### REQUIRED TASK
Extract each line containing the string "xlabel".

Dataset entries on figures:
※ ※ ※

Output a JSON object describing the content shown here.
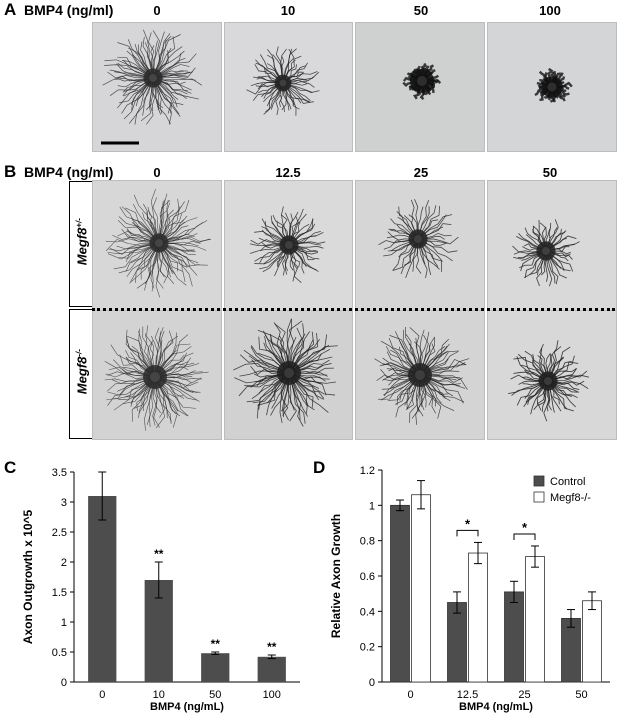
{
  "panel_a": {
    "letter": "A",
    "header": "BMP4 (ng/ml)",
    "concentrations": [
      "0",
      "10",
      "50",
      "100"
    ]
  },
  "panel_b": {
    "letter": "B",
    "header": "BMP4 (ng/ml)",
    "concentrations": [
      "0",
      "12.5",
      "25",
      "50"
    ],
    "rows": [
      {
        "gene": "Megf8",
        "sup": "+/-"
      },
      {
        "gene": "Megf8",
        "sup": "-/-"
      }
    ]
  },
  "chart_data": [
    {
      "panel": "C",
      "type": "bar",
      "categories": [
        "0",
        "10",
        "50",
        "100"
      ],
      "values": [
        3.1,
        1.7,
        0.48,
        0.42
      ],
      "errors": [
        0.4,
        0.3,
        0.02,
        0.03
      ],
      "significance": [
        "",
        "**",
        "**",
        "**"
      ],
      "xlabel": "BMP4 (ng/mL)",
      "ylabel": "Axon Outgrowth x 10^5",
      "ylim": [
        0,
        3.5
      ],
      "yticks": [
        "0",
        "0.5",
        "1",
        "1.5",
        "2",
        "2.5",
        "3",
        "3.5"
      ],
      "grid": false,
      "colors": {
        "bar": "#4d4d4d"
      }
    },
    {
      "panel": "D",
      "type": "bar",
      "categories": [
        "0",
        "12.5",
        "25",
        "50"
      ],
      "series": [
        {
          "name": "Control",
          "values": [
            1.0,
            0.45,
            0.51,
            0.36
          ],
          "errors": [
            0.03,
            0.06,
            0.06,
            0.05
          ]
        },
        {
          "name": "Megf8-/-",
          "values": [
            1.06,
            0.73,
            0.71,
            0.46
          ],
          "errors": [
            0.08,
            0.06,
            0.06,
            0.05
          ]
        }
      ],
      "significance": [
        "",
        "*",
        "*",
        ""
      ],
      "xlabel": "BMP4 (ng/mL)",
      "ylabel": "Relative Axon Growth",
      "ylim": [
        0,
        1.2
      ],
      "yticks": [
        "0",
        "0.2",
        "0.4",
        "0.6",
        "0.8",
        "1",
        "1.2"
      ],
      "legend_position": "top-right",
      "grid": false,
      "colors": {
        "control": "#4d4d4d",
        "megf8": "#ffffff"
      }
    }
  ]
}
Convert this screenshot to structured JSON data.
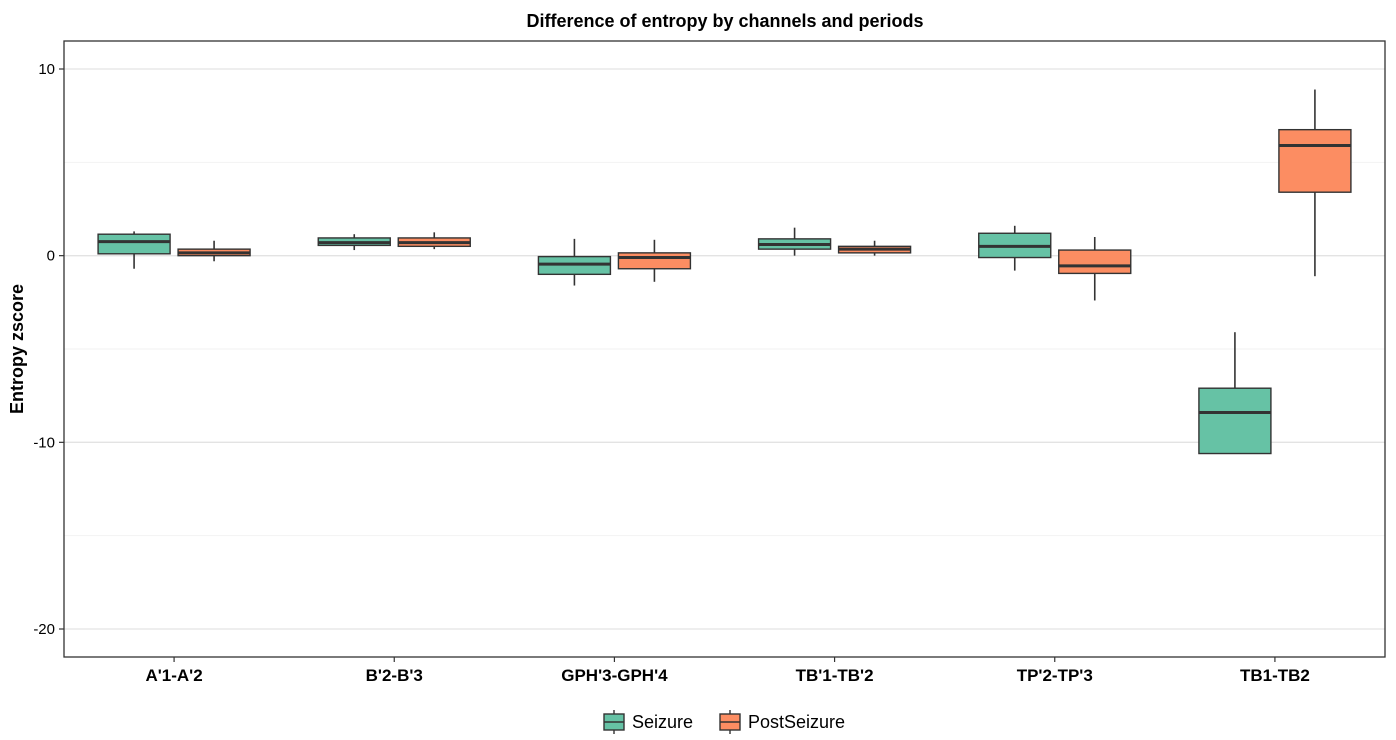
{
  "chart_data": {
    "type": "boxplot",
    "title": "Difference of entropy by channels and periods",
    "xlabel": "",
    "ylabel": "Entropy zscore",
    "ylim": [
      -21.5,
      11.5
    ],
    "yticks": [
      10,
      0,
      -10,
      -20
    ],
    "ytick_labels": [
      "10",
      "0",
      "-10",
      "-20"
    ],
    "grid": true,
    "legend_position": "bottom",
    "categories": [
      "A'1-A'2",
      "B'2-B'3",
      "GPH'3-GPH'4",
      "TB'1-TB'2",
      "TP'2-TP'3",
      "TB1-TB2"
    ],
    "series": [
      {
        "name": "Seizure",
        "color": "#66c2a5",
        "boxes": [
          {
            "min": -0.7,
            "q1": 0.1,
            "median": 0.75,
            "q3": 1.15,
            "max": 1.3
          },
          {
            "min": 0.3,
            "q1": 0.55,
            "median": 0.7,
            "q3": 0.95,
            "max": 1.15
          },
          {
            "min": -1.6,
            "q1": -1.0,
            "median": -0.45,
            "q3": -0.05,
            "max": 0.9
          },
          {
            "min": 0.0,
            "q1": 0.35,
            "median": 0.6,
            "q3": 0.9,
            "max": 1.5
          },
          {
            "min": -0.8,
            "q1": -0.1,
            "median": 0.5,
            "q3": 1.2,
            "max": 1.6
          },
          {
            "min": -10.6,
            "q1": -10.6,
            "median": -8.4,
            "q3": -7.1,
            "max": -4.1
          }
        ]
      },
      {
        "name": "PostSeizure",
        "color": "#fc8d62",
        "boxes": [
          {
            "min": -0.3,
            "q1": 0.0,
            "median": 0.15,
            "q3": 0.35,
            "max": 0.8
          },
          {
            "min": 0.35,
            "q1": 0.5,
            "median": 0.7,
            "q3": 0.95,
            "max": 1.25
          },
          {
            "min": -1.4,
            "q1": -0.7,
            "median": -0.1,
            "q3": 0.15,
            "max": 0.85
          },
          {
            "min": 0.0,
            "q1": 0.15,
            "median": 0.35,
            "q3": 0.5,
            "max": 0.8
          },
          {
            "min": -2.4,
            "q1": -0.95,
            "median": -0.55,
            "q3": 0.3,
            "max": 1.0
          },
          {
            "min": -1.1,
            "q1": 3.4,
            "median": 5.9,
            "q3": 6.75,
            "max": 8.9
          }
        ]
      }
    ]
  }
}
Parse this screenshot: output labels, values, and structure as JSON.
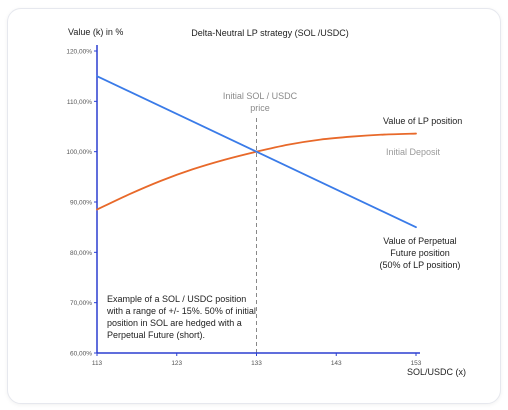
{
  "chart_data": {
    "type": "line",
    "title": "Delta-Neutral LP strategy (SOL /USDC)",
    "xlabel": "SOL/USDC (x)",
    "ylabel": "Value (k) in %",
    "xlim": [
      113,
      153
    ],
    "ylim": [
      60,
      120
    ],
    "x_ticks": [
      "113",
      "123",
      "133",
      "143",
      "153"
    ],
    "y_ticks": [
      "60,00%",
      "70,00%",
      "80,00%",
      "90,00%",
      "100,00%",
      "110,00%",
      "120,00%"
    ],
    "grid": false,
    "series": [
      {
        "name": "Value of LP position",
        "color": "#e8692a",
        "x": [
          113,
          117,
          121,
          125,
          129,
          133,
          137,
          141,
          145,
          149,
          153
        ],
        "values": [
          88.5,
          91.5,
          94.2,
          96.5,
          98.4,
          100.0,
          101.4,
          102.4,
          103.0,
          103.4,
          103.6
        ]
      },
      {
        "name": "Value of Perpetual Future position (50% of LP position)",
        "color": "#3a7be8",
        "x": [
          113,
          133,
          153
        ],
        "values": [
          115.0,
          100.0,
          85.0
        ]
      }
    ],
    "reference_line": {
      "x": 133,
      "label_line1": "Initial SOL / USDC",
      "label_line2": "price",
      "color": "#888888"
    },
    "annotations": {
      "initial_deposit": {
        "text": "Initial Deposit",
        "color": "#9a9a9a"
      },
      "lp_label": "Value of LP position",
      "perp_label_lines": [
        "Value of Perpetual",
        "Future position",
        "(50% of LP position)"
      ],
      "note_lines": [
        "Example of a SOL / USDC position",
        "with a range of +/- 15%. 50% of initial",
        "position in SOL are hedged with a",
        "Perpetual Future (short)."
      ]
    },
    "axis_color": "#2b3fd1"
  }
}
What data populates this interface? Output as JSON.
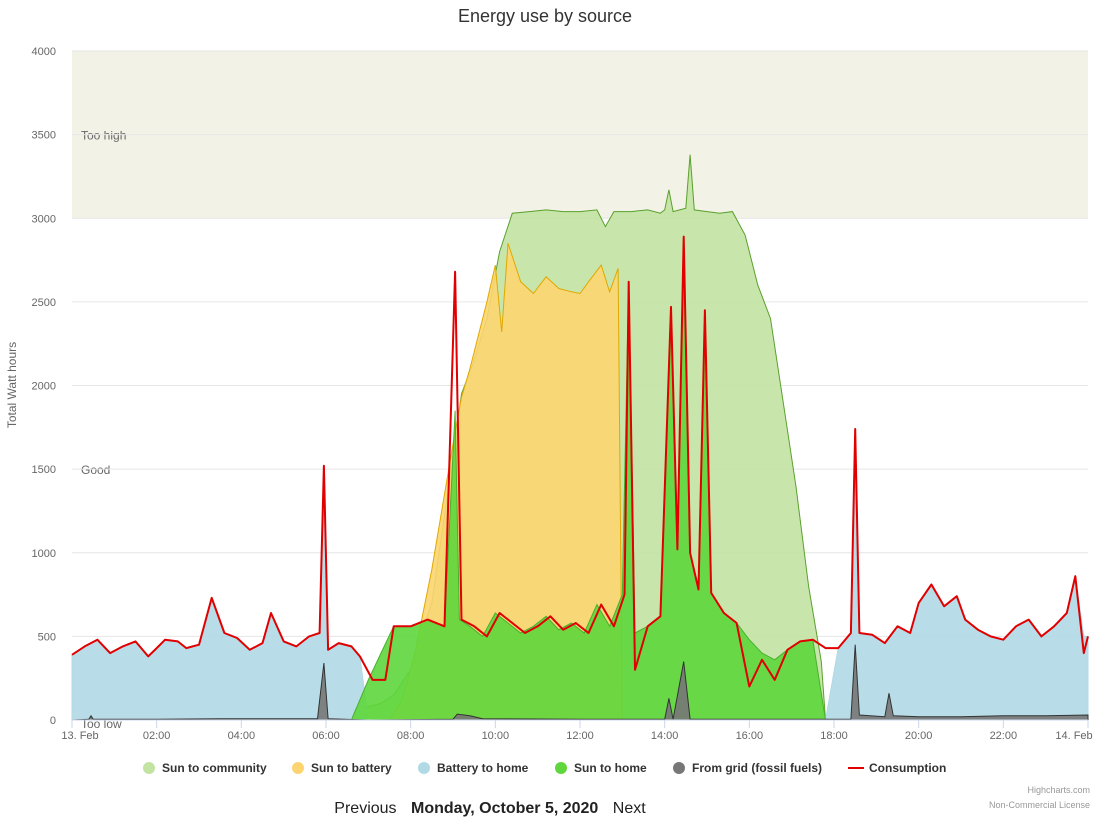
{
  "chart_data": {
    "type": "area",
    "title": "Energy use by source",
    "ylabel": "Total Watt hours",
    "ylim": [
      0,
      4000
    ],
    "yticks": [
      0,
      500,
      1000,
      1500,
      2000,
      2500,
      3000,
      3500,
      4000
    ],
    "xrange_hours": [
      0,
      24
    ],
    "xticks": [
      {
        "h": 0,
        "label": "13. Feb"
      },
      {
        "h": 2,
        "label": "02:00"
      },
      {
        "h": 4,
        "label": "04:00"
      },
      {
        "h": 6,
        "label": "06:00"
      },
      {
        "h": 8,
        "label": "08:00"
      },
      {
        "h": 10,
        "label": "10:00"
      },
      {
        "h": 12,
        "label": "12:00"
      },
      {
        "h": 14,
        "label": "14:00"
      },
      {
        "h": 16,
        "label": "16:00"
      },
      {
        "h": 18,
        "label": "18:00"
      },
      {
        "h": 20,
        "label": "20:00"
      },
      {
        "h": 22,
        "label": "22:00"
      },
      {
        "h": 24,
        "label": "14. Feb"
      }
    ],
    "plot_bands": [
      {
        "from": 3000,
        "to": 4000,
        "label": "Too high",
        "color": "#f2f2e6"
      },
      {
        "from": 1000,
        "to": 3000,
        "label": "Good",
        "color": "#ffffff"
      },
      {
        "from": 0,
        "to": 1000,
        "label": "Too low",
        "color": "#ffffff"
      }
    ],
    "legend_position": "bottom-center",
    "series": [
      {
        "name": "Sun to community",
        "kind": "area",
        "color": "#c2e3a2",
        "line": "#5aa02c",
        "points": [
          [
            6.6,
            0
          ],
          [
            6.7,
            70
          ],
          [
            7.0,
            80
          ],
          [
            7.3,
            100
          ],
          [
            7.6,
            150
          ],
          [
            8.0,
            300
          ],
          [
            8.5,
            700
          ],
          [
            8.9,
            1400
          ],
          [
            9.2,
            1950
          ],
          [
            9.5,
            2150
          ],
          [
            9.8,
            2400
          ],
          [
            10.1,
            2800
          ],
          [
            10.4,
            3030
          ],
          [
            10.8,
            3040
          ],
          [
            11.2,
            3050
          ],
          [
            11.6,
            3040
          ],
          [
            12.0,
            3040
          ],
          [
            12.4,
            3050
          ],
          [
            12.6,
            2950
          ],
          [
            12.8,
            3040
          ],
          [
            13.2,
            3040
          ],
          [
            13.6,
            3050
          ],
          [
            13.9,
            3030
          ],
          [
            14.0,
            3050
          ],
          [
            14.1,
            3170
          ],
          [
            14.2,
            3040
          ],
          [
            14.5,
            3060
          ],
          [
            14.6,
            3380
          ],
          [
            14.7,
            3050
          ],
          [
            15.0,
            3040
          ],
          [
            15.3,
            3030
          ],
          [
            15.6,
            3040
          ],
          [
            15.9,
            2900
          ],
          [
            16.2,
            2600
          ],
          [
            16.5,
            2400
          ],
          [
            16.8,
            1900
          ],
          [
            17.1,
            1400
          ],
          [
            17.4,
            800
          ],
          [
            17.7,
            350
          ],
          [
            17.8,
            0
          ]
        ]
      },
      {
        "name": "Sun to battery",
        "kind": "area",
        "color": "#fdd570",
        "line": "#e0a900",
        "points": [
          [
            7.5,
            0
          ],
          [
            7.8,
            120
          ],
          [
            8.1,
            400
          ],
          [
            8.5,
            900
          ],
          [
            8.8,
            1350
          ],
          [
            9.0,
            1650
          ],
          [
            9.2,
            1930
          ],
          [
            9.4,
            2100
          ],
          [
            9.6,
            2300
          ],
          [
            9.8,
            2500
          ],
          [
            10.0,
            2720
          ],
          [
            10.15,
            2320
          ],
          [
            10.3,
            2850
          ],
          [
            10.6,
            2620
          ],
          [
            10.9,
            2550
          ],
          [
            11.2,
            2650
          ],
          [
            11.5,
            2580
          ],
          [
            11.8,
            2560
          ],
          [
            12.0,
            2550
          ],
          [
            12.2,
            2620
          ],
          [
            12.5,
            2720
          ],
          [
            12.7,
            2560
          ],
          [
            12.9,
            2700
          ],
          [
            13.0,
            0
          ]
        ]
      },
      {
        "name": "Battery to home",
        "kind": "area",
        "color": "#b1d9e6",
        "line": "#b1d9e6",
        "points": [
          [
            0,
            390
          ],
          [
            0.3,
            440
          ],
          [
            0.6,
            480
          ],
          [
            0.9,
            400
          ],
          [
            1.2,
            440
          ],
          [
            1.5,
            470
          ],
          [
            1.8,
            380
          ],
          [
            2.0,
            430
          ],
          [
            2.2,
            480
          ],
          [
            2.5,
            470
          ],
          [
            2.7,
            430
          ],
          [
            3.0,
            450
          ],
          [
            3.3,
            730
          ],
          [
            3.6,
            520
          ],
          [
            3.9,
            490
          ],
          [
            4.2,
            420
          ],
          [
            4.5,
            460
          ],
          [
            4.7,
            640
          ],
          [
            5.0,
            470
          ],
          [
            5.3,
            440
          ],
          [
            5.6,
            500
          ],
          [
            5.85,
            520
          ],
          [
            5.95,
            1520
          ],
          [
            6.05,
            420
          ],
          [
            6.3,
            460
          ],
          [
            6.6,
            440
          ],
          [
            6.8,
            380
          ],
          [
            7.0,
            0
          ],
          [
            17.8,
            0
          ],
          [
            18.1,
            430
          ],
          [
            18.4,
            520
          ],
          [
            18.5,
            1740
          ],
          [
            18.6,
            520
          ],
          [
            18.9,
            510
          ],
          [
            19.2,
            460
          ],
          [
            19.5,
            560
          ],
          [
            19.8,
            520
          ],
          [
            20.0,
            700
          ],
          [
            20.3,
            810
          ],
          [
            20.6,
            680
          ],
          [
            20.9,
            740
          ],
          [
            21.1,
            600
          ],
          [
            21.4,
            540
          ],
          [
            21.7,
            500
          ],
          [
            22.0,
            480
          ],
          [
            22.3,
            560
          ],
          [
            22.6,
            600
          ],
          [
            22.9,
            500
          ],
          [
            23.2,
            560
          ],
          [
            23.5,
            640
          ],
          [
            23.7,
            860
          ],
          [
            23.9,
            500
          ],
          [
            24,
            500
          ]
        ]
      },
      {
        "name": "Sun to home",
        "kind": "area",
        "color": "#5ed63c",
        "line": "#4ab02e",
        "points": [
          [
            6.6,
            0
          ],
          [
            7.0,
            240
          ],
          [
            7.3,
            400
          ],
          [
            7.6,
            560
          ],
          [
            8.0,
            560
          ],
          [
            8.4,
            600
          ],
          [
            8.8,
            560
          ],
          [
            9.05,
            1850
          ],
          [
            9.15,
            600
          ],
          [
            9.4,
            560
          ],
          [
            9.7,
            500
          ],
          [
            10.0,
            640
          ],
          [
            10.3,
            580
          ],
          [
            10.6,
            520
          ],
          [
            10.9,
            560
          ],
          [
            11.2,
            620
          ],
          [
            11.5,
            540
          ],
          [
            11.8,
            580
          ],
          [
            12.1,
            520
          ],
          [
            12.4,
            690
          ],
          [
            12.7,
            560
          ],
          [
            13.0,
            750
          ],
          [
            13.15,
            2620
          ],
          [
            13.3,
            520
          ],
          [
            13.6,
            560
          ],
          [
            13.9,
            620
          ],
          [
            14.15,
            2470
          ],
          [
            14.3,
            1020
          ],
          [
            14.45,
            2890
          ],
          [
            14.6,
            1000
          ],
          [
            14.8,
            780
          ],
          [
            14.95,
            2450
          ],
          [
            15.1,
            760
          ],
          [
            15.4,
            640
          ],
          [
            15.7,
            580
          ],
          [
            16.0,
            480
          ],
          [
            16.3,
            400
          ],
          [
            16.6,
            360
          ],
          [
            16.9,
            420
          ],
          [
            17.2,
            470
          ],
          [
            17.5,
            480
          ],
          [
            17.8,
            0
          ]
        ]
      },
      {
        "name": "From grid (fossil fuels)",
        "kind": "area",
        "color": "#777777",
        "line": "#333333",
        "points": [
          [
            0,
            0
          ],
          [
            0.4,
            5
          ],
          [
            0.45,
            25
          ],
          [
            0.5,
            5
          ],
          [
            2.0,
            5
          ],
          [
            3.5,
            8
          ],
          [
            5.8,
            8
          ],
          [
            5.95,
            340
          ],
          [
            6.05,
            8
          ],
          [
            7.0,
            0
          ],
          [
            9.0,
            5
          ],
          [
            9.1,
            35
          ],
          [
            9.4,
            25
          ],
          [
            9.7,
            8
          ],
          [
            12.0,
            5
          ],
          [
            14.0,
            5
          ],
          [
            14.1,
            130
          ],
          [
            14.2,
            5
          ],
          [
            14.45,
            350
          ],
          [
            14.6,
            5
          ],
          [
            17.8,
            5
          ],
          [
            18.4,
            5
          ],
          [
            18.5,
            450
          ],
          [
            18.6,
            30
          ],
          [
            19.2,
            20
          ],
          [
            19.3,
            160
          ],
          [
            19.4,
            25
          ],
          [
            20.0,
            20
          ],
          [
            21.0,
            20
          ],
          [
            22.0,
            25
          ],
          [
            23.0,
            25
          ],
          [
            24,
            30
          ]
        ]
      },
      {
        "name": "Consumption",
        "kind": "line",
        "color": "#e00000",
        "points": [
          [
            0,
            390
          ],
          [
            0.3,
            440
          ],
          [
            0.6,
            480
          ],
          [
            0.9,
            400
          ],
          [
            1.2,
            440
          ],
          [
            1.5,
            470
          ],
          [
            1.8,
            380
          ],
          [
            2.0,
            430
          ],
          [
            2.2,
            480
          ],
          [
            2.5,
            470
          ],
          [
            2.7,
            430
          ],
          [
            3.0,
            450
          ],
          [
            3.3,
            730
          ],
          [
            3.6,
            520
          ],
          [
            3.9,
            490
          ],
          [
            4.2,
            420
          ],
          [
            4.5,
            460
          ],
          [
            4.7,
            640
          ],
          [
            5.0,
            470
          ],
          [
            5.3,
            440
          ],
          [
            5.6,
            500
          ],
          [
            5.85,
            520
          ],
          [
            5.95,
            1520
          ],
          [
            6.05,
            420
          ],
          [
            6.3,
            460
          ],
          [
            6.6,
            440
          ],
          [
            6.8,
            380
          ],
          [
            7.1,
            240
          ],
          [
            7.4,
            240
          ],
          [
            7.6,
            560
          ],
          [
            8.0,
            560
          ],
          [
            8.4,
            600
          ],
          [
            8.8,
            560
          ],
          [
            9.05,
            2680
          ],
          [
            9.2,
            600
          ],
          [
            9.5,
            560
          ],
          [
            9.8,
            500
          ],
          [
            10.1,
            640
          ],
          [
            10.4,
            580
          ],
          [
            10.7,
            520
          ],
          [
            11.0,
            560
          ],
          [
            11.3,
            620
          ],
          [
            11.6,
            540
          ],
          [
            11.9,
            580
          ],
          [
            12.2,
            520
          ],
          [
            12.5,
            690
          ],
          [
            12.8,
            560
          ],
          [
            13.05,
            750
          ],
          [
            13.15,
            2620
          ],
          [
            13.3,
            300
          ],
          [
            13.6,
            560
          ],
          [
            13.9,
            620
          ],
          [
            14.15,
            2470
          ],
          [
            14.3,
            1020
          ],
          [
            14.45,
            2890
          ],
          [
            14.6,
            1000
          ],
          [
            14.8,
            780
          ],
          [
            14.95,
            2450
          ],
          [
            15.1,
            760
          ],
          [
            15.4,
            640
          ],
          [
            15.7,
            580
          ],
          [
            16.0,
            200
          ],
          [
            16.3,
            360
          ],
          [
            16.6,
            240
          ],
          [
            16.9,
            420
          ],
          [
            17.2,
            470
          ],
          [
            17.5,
            480
          ],
          [
            17.8,
            430
          ],
          [
            18.1,
            430
          ],
          [
            18.4,
            520
          ],
          [
            18.5,
            1740
          ],
          [
            18.6,
            520
          ],
          [
            18.9,
            510
          ],
          [
            19.2,
            460
          ],
          [
            19.5,
            560
          ],
          [
            19.8,
            520
          ],
          [
            20.0,
            700
          ],
          [
            20.3,
            810
          ],
          [
            20.6,
            680
          ],
          [
            20.9,
            740
          ],
          [
            21.1,
            600
          ],
          [
            21.4,
            540
          ],
          [
            21.7,
            500
          ],
          [
            22.0,
            480
          ],
          [
            22.3,
            560
          ],
          [
            22.6,
            600
          ],
          [
            22.9,
            500
          ],
          [
            23.2,
            560
          ],
          [
            23.5,
            640
          ],
          [
            23.7,
            860
          ],
          [
            23.9,
            400
          ],
          [
            24,
            500
          ]
        ]
      }
    ]
  },
  "credits": {
    "line1": "Highcharts.com",
    "line2": "Non-Commercial License"
  },
  "nav": {
    "previous": "Previous",
    "date": "Monday, October 5, 2020",
    "next": "Next"
  }
}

※ ※ ※

### WRITTEN SOLUTION
      "xlabel": "BMP4 (ng/mL)",
      "xlabel": "BMP4 (ng/mL)",
    "xlabel": "",
    "xlabel": "SOL/USDC (x)",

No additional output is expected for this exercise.